- Passage shown:
------------------------------------------------------------

Saturday 28 April 2012

rumble in the jungle

People have a real issue with farting infront of someone they've just started dating. When does it become acceptable? Does it ever besome acceptable? I hope not! I've had ex-boyfriends who've felt completely at ease farting around me. EXboyfriends. Now, we didnt break-up because they farted but I'm sure it was a factor. The F-Factor.
I refuse to fart infront of Mr.M (not that he demands I do it mind you). I'd be mortified if I let one slip by accident! As would he I suspect. But I'm only human. So it's not a matter of "if"...but "when". Also my stomach makes weird noises and I feel this compelling urge to say "I didn't fart!". But that would be equally embarrassing dammit!!
He doesn't pass gas infront of me either. So we end up holding it in. And it builds....and builds... kinda like the suspense in a straight to TV horror movie. You know something horrible may happen, but when, where and more importantly will someone die? For once it is a good idea to go outside/up the stairs/into the darkened basement and "investigate".

------------------------------------------------------------

- Excerpted data:
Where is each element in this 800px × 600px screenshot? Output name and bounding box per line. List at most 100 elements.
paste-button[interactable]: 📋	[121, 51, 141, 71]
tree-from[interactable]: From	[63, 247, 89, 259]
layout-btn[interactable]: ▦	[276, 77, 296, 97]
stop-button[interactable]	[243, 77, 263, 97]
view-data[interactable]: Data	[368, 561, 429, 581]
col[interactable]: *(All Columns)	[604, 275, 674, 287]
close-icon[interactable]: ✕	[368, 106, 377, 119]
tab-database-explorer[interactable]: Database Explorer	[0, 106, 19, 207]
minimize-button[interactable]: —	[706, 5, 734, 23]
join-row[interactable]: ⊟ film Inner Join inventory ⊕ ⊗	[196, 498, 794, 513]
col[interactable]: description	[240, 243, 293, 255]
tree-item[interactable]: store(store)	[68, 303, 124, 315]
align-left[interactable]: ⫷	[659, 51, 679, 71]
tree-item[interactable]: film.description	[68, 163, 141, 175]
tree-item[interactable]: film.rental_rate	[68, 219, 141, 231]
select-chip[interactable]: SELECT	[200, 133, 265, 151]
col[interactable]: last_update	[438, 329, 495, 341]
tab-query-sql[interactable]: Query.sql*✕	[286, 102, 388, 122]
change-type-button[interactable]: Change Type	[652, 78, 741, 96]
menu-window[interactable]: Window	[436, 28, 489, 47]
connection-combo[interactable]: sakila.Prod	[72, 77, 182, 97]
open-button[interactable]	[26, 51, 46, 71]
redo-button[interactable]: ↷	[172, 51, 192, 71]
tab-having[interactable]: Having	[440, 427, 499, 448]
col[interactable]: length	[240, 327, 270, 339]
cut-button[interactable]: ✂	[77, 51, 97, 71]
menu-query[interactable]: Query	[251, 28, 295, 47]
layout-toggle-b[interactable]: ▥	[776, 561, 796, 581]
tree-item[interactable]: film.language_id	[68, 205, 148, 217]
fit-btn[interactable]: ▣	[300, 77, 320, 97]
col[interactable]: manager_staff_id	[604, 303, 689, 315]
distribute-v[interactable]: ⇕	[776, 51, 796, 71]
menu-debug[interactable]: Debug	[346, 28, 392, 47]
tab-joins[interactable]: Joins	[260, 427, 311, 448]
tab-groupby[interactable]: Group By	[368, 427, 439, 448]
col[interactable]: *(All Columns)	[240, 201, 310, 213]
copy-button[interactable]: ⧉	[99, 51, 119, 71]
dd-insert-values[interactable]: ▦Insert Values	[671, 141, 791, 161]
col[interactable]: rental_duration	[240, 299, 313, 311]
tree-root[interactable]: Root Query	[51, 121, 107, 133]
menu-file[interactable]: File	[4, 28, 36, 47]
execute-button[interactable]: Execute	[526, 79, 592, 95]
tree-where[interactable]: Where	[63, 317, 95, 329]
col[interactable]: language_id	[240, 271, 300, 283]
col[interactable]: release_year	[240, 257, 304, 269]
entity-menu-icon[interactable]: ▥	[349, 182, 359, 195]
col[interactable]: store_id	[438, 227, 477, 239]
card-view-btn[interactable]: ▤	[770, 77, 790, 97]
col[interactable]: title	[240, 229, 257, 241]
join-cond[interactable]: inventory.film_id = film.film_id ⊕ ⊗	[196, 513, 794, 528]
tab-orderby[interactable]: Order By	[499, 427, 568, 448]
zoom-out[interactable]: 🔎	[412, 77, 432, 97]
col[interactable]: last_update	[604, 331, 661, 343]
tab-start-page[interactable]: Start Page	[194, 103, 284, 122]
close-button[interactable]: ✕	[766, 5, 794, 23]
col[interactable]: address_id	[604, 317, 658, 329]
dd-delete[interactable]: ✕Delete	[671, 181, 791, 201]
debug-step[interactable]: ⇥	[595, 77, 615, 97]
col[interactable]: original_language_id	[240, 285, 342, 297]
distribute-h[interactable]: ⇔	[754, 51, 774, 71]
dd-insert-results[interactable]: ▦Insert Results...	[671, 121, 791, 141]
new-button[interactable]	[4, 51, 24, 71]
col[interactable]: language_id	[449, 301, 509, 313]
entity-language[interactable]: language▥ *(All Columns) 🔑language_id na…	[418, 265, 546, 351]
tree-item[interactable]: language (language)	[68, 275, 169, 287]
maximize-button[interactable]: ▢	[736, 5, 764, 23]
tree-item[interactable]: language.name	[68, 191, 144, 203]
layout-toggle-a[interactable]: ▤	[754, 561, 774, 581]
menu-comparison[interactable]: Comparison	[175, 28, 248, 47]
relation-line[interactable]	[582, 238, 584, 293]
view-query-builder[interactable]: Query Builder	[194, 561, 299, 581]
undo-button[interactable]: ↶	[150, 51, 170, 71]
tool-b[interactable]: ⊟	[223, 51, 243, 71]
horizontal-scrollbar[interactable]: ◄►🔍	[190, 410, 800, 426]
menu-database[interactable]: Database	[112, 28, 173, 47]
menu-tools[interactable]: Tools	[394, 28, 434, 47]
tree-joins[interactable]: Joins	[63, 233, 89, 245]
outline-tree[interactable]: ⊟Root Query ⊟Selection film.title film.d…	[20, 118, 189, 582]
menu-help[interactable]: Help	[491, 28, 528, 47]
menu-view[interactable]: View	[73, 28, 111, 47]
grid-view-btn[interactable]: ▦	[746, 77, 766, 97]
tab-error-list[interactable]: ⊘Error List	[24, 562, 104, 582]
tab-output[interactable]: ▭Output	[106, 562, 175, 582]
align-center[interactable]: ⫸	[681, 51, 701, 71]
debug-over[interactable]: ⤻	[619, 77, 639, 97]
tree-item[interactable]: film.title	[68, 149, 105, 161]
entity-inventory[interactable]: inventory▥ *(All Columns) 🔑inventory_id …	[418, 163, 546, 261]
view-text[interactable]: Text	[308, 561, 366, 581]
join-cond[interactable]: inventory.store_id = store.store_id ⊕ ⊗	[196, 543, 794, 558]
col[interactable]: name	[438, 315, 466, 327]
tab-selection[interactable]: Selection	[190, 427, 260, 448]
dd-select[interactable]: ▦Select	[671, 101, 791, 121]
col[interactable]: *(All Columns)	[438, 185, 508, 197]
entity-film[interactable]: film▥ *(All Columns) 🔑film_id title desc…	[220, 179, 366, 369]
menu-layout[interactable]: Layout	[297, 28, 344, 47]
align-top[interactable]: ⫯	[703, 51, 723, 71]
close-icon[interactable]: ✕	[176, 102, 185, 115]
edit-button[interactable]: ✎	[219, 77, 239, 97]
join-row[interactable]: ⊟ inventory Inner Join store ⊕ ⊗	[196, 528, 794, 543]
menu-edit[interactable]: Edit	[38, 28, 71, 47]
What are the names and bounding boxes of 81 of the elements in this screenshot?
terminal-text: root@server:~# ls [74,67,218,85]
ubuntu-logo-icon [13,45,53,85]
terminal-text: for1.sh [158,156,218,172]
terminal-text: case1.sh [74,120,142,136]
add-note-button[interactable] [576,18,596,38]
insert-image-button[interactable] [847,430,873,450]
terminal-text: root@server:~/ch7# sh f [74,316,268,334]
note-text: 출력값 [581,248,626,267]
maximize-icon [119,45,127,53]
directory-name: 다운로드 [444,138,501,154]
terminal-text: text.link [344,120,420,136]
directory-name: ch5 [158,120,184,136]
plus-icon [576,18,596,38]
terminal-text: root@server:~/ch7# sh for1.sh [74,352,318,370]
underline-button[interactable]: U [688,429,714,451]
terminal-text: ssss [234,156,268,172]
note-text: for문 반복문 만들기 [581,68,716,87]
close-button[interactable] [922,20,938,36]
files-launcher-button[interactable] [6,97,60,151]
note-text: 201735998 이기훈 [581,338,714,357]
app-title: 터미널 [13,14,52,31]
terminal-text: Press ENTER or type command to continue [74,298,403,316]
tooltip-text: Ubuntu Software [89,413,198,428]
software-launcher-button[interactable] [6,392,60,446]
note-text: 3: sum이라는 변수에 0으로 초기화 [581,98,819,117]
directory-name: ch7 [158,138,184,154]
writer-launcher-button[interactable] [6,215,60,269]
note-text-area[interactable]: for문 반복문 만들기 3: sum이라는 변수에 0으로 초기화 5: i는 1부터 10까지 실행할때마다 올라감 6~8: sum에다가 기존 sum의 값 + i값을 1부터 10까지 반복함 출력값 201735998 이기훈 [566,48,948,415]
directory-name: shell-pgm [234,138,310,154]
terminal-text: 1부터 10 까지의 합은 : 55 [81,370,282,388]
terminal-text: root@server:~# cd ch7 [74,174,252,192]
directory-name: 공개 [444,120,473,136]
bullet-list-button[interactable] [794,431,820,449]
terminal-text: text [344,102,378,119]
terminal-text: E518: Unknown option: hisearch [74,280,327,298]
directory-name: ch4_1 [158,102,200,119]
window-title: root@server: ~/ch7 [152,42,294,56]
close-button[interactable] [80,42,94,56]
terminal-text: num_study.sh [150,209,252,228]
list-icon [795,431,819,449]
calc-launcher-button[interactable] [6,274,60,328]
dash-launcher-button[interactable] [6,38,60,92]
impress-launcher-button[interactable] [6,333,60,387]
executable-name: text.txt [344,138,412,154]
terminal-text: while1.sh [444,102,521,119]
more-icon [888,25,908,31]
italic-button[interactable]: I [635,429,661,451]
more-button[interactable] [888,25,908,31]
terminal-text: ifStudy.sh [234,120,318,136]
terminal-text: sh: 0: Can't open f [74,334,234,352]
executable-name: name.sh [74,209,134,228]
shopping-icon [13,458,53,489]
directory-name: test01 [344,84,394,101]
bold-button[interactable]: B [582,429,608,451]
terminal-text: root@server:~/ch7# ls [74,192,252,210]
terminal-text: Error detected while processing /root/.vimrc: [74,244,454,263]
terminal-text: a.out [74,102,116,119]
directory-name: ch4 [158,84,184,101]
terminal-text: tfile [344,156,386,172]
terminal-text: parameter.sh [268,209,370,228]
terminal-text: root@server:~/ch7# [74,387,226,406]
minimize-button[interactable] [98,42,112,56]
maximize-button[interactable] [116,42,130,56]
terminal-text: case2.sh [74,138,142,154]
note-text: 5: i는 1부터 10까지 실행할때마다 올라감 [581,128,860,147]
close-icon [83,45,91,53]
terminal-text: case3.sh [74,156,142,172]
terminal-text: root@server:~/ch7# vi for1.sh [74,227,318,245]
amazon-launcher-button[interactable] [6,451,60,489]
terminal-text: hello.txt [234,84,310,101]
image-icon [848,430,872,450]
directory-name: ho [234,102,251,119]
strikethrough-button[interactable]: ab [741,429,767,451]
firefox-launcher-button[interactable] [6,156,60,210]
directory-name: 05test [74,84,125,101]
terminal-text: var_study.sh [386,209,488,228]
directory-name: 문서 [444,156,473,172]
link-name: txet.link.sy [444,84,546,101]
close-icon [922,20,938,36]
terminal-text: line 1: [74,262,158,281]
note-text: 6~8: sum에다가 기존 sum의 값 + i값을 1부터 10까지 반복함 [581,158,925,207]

------------------------------------------------------------

- Task to carry out: In the blog post about passing gas in front of a new partner, what does the writer's stomach do that prompts an urge to say "I didn't fart!"?

- Result of this exercise: It makes weird noises.